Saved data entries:
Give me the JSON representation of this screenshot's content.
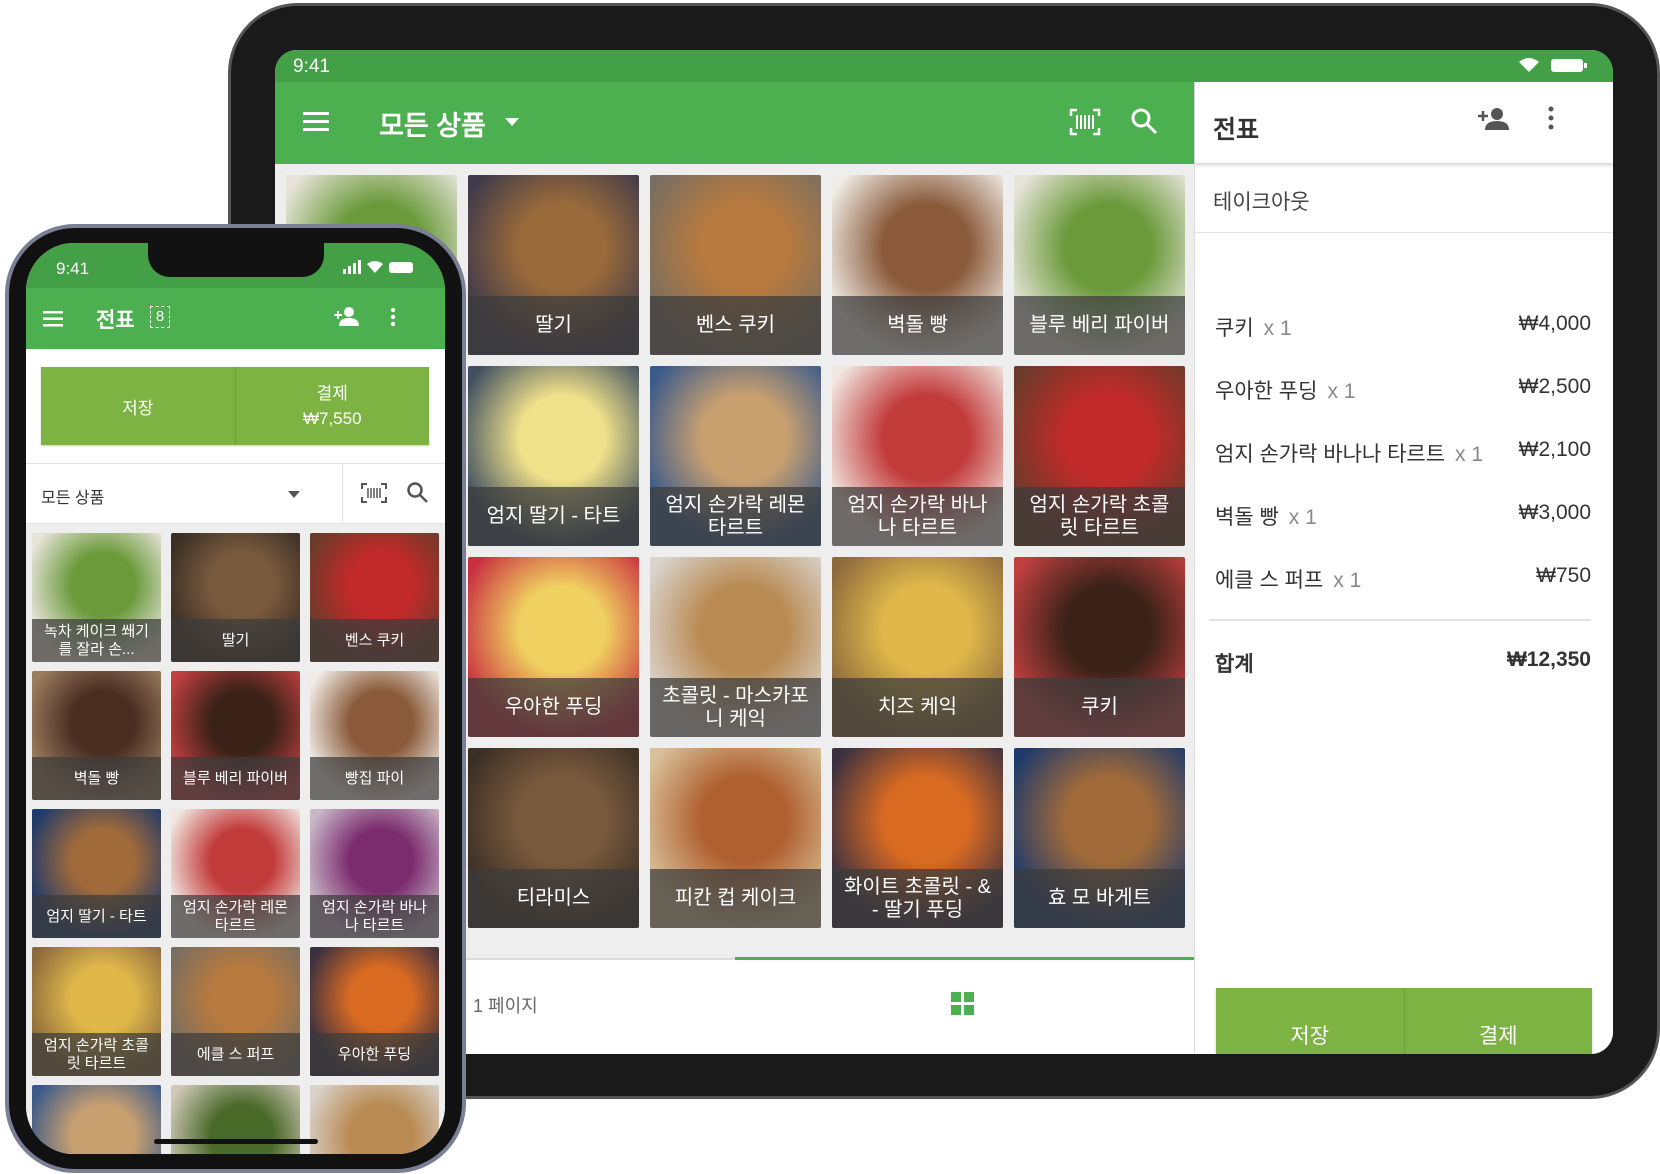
{
  "colors": {
    "green": "#4caf50",
    "status_green": "#43a047",
    "button_green": "#7cb342"
  },
  "tablet": {
    "status_time": "9:41",
    "toolbar": {
      "title": "모든 상품",
      "icons": [
        "menu-icon",
        "dropdown-icon",
        "barcode-icon",
        "search-icon"
      ]
    },
    "tiles": [
      {
        "label": ""
      },
      {
        "label": "딸기"
      },
      {
        "label": "벤스 쿠키"
      },
      {
        "label": "벽돌 빵"
      },
      {
        "label": "블루 베리 파이버"
      },
      {
        "label": ""
      },
      {
        "label": "엄지 딸기 - 타트"
      },
      {
        "label": "엄지 손가락 레몬 타르트"
      },
      {
        "label": "엄지 손가락 바나나 타르트"
      },
      {
        "label": "엄지 손가락 초콜릿 타르트"
      },
      {
        "label": ""
      },
      {
        "label": "우아한 푸딩"
      },
      {
        "label": "초콜릿 - 마스카포니 케익"
      },
      {
        "label": "치즈 케익"
      },
      {
        "label": "쿠키"
      },
      {
        "label": ""
      },
      {
        "label": "티라미스"
      },
      {
        "label": "피칸 컵 케이크"
      },
      {
        "label": "화이트 초콜릿 - & - 딸기 푸딩"
      },
      {
        "label": "효 모 바게트"
      }
    ],
    "footer": {
      "page": "1 페이지"
    },
    "receipt": {
      "title": "전표",
      "dining": "테이크아웃",
      "items": [
        {
          "name": "쿠키",
          "qty": "x 1",
          "price": "₩4,000"
        },
        {
          "name": "우아한 푸딩",
          "qty": "x 1",
          "price": "₩2,500"
        },
        {
          "name": "엄지 손가락 바나나 타르트",
          "qty": "x 1",
          "price": "₩2,100"
        },
        {
          "name": "벽돌 빵",
          "qty": "x 1",
          "price": "₩3,000"
        },
        {
          "name": "에클 스 퍼프",
          "qty": "x 1",
          "price": "₩750"
        }
      ],
      "total_label": "합계",
      "total": "₩12,350",
      "save": "저장",
      "charge": "결제"
    }
  },
  "phone": {
    "status_time": "9:41",
    "title": "전표",
    "ticket_count": "8",
    "save": "저장",
    "charge": "결제",
    "charge_amount": "₩7,550",
    "filter": "모든 상품",
    "tiles": [
      {
        "label": "녹차 케이크 쐐기를 잘라 손..."
      },
      {
        "label": "딸기"
      },
      {
        "label": "벤스 쿠키"
      },
      {
        "label": "벽돌 빵"
      },
      {
        "label": "블루 베리 파이버"
      },
      {
        "label": "빵집 파이"
      },
      {
        "label": "엄지 딸기 - 타트"
      },
      {
        "label": "엄지 손가락 레몬 타르트"
      },
      {
        "label": "엄지 손가락 바나나 타르트"
      },
      {
        "label": "엄지 손가락 초콜릿 타르트"
      },
      {
        "label": "에클 스 퍼프"
      },
      {
        "label": "우아한 푸딩"
      },
      {
        "label": ""
      },
      {
        "label": ""
      },
      {
        "label": ""
      }
    ]
  }
}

- EXERCISE AIM:
Without the pictures, retype the whole of the material above exactly.

- OUTPUT:
Give me the JSON representation of this screenshot's content.
{
  "colors": {
    "green": "#4caf50",
    "status_green": "#43a047",
    "button_green": "#7cb342"
  },
  "tablet": {
    "status_time": "9:41",
    "toolbar": {
      "title": "모든 상품",
      "icons": [
        "menu-icon",
        "dropdown-icon",
        "barcode-icon",
        "search-icon"
      ]
    },
    "tiles": [
      {
        "label": ""
      },
      {
        "label": "딸기"
      },
      {
        "label": "벤스 쿠키"
      },
      {
        "label": "벽돌 빵"
      },
      {
        "label": "블루 베리 파이버"
      },
      {
        "label": ""
      },
      {
        "label": "엄지 딸기 - 타트"
      },
      {
        "label": "엄지 손가락 레몬 타르트"
      },
      {
        "label": "엄지 손가락 바나나 타르트"
      },
      {
        "label": "엄지 손가락 초콜릿 타르트"
      },
      {
        "label": ""
      },
      {
        "label": "우아한 푸딩"
      },
      {
        "label": "초콜릿 - 마스카포니 케익"
      },
      {
        "label": "치즈 케익"
      },
      {
        "label": "쿠키"
      },
      {
        "label": ""
      },
      {
        "label": "티라미스"
      },
      {
        "label": "피칸 컵 케이크"
      },
      {
        "label": "화이트 초콜릿 - & - 딸기 푸딩"
      },
      {
        "label": "효 모 바게트"
      }
    ],
    "footer": {
      "page": "1 페이지"
    },
    "receipt": {
      "title": "전표",
      "dining": "테이크아웃",
      "items": [
        {
          "name": "쿠키",
          "qty": "x 1",
          "price": "₩4,000"
        },
        {
          "name": "우아한 푸딩",
          "qty": "x 1",
          "price": "₩2,500"
        },
        {
          "name": "엄지 손가락 바나나 타르트",
          "qty": "x 1",
          "price": "₩2,100"
        },
        {
          "name": "벽돌 빵",
          "qty": "x 1",
          "price": "₩3,000"
        },
        {
          "name": "에클 스 퍼프",
          "qty": "x 1",
          "price": "₩750"
        }
      ],
      "total_label": "합계",
      "total": "₩12,350",
      "save": "저장",
      "charge": "결제"
    }
  },
  "phone": {
    "status_time": "9:41",
    "title": "전표",
    "ticket_count": "8",
    "save": "저장",
    "charge": "결제",
    "charge_amount": "₩7,550",
    "filter": "모든 상품",
    "tiles": [
      {
        "label": "녹차 케이크 쐐기를 잘라 손..."
      },
      {
        "label": "딸기"
      },
      {
        "label": "벤스 쿠키"
      },
      {
        "label": "벽돌 빵"
      },
      {
        "label": "블루 베리 파이버"
      },
      {
        "label": "빵집 파이"
      },
      {
        "label": "엄지 딸기 - 타트"
      },
      {
        "label": "엄지 손가락 레몬 타르트"
      },
      {
        "label": "엄지 손가락 바나나 타르트"
      },
      {
        "label": "엄지 손가락 초콜릿 타르트"
      },
      {
        "label": "에클 스 퍼프"
      },
      {
        "label": "우아한 푸딩"
      },
      {
        "label": ""
      },
      {
        "label": ""
      },
      {
        "label": ""
      }
    ]
  }
}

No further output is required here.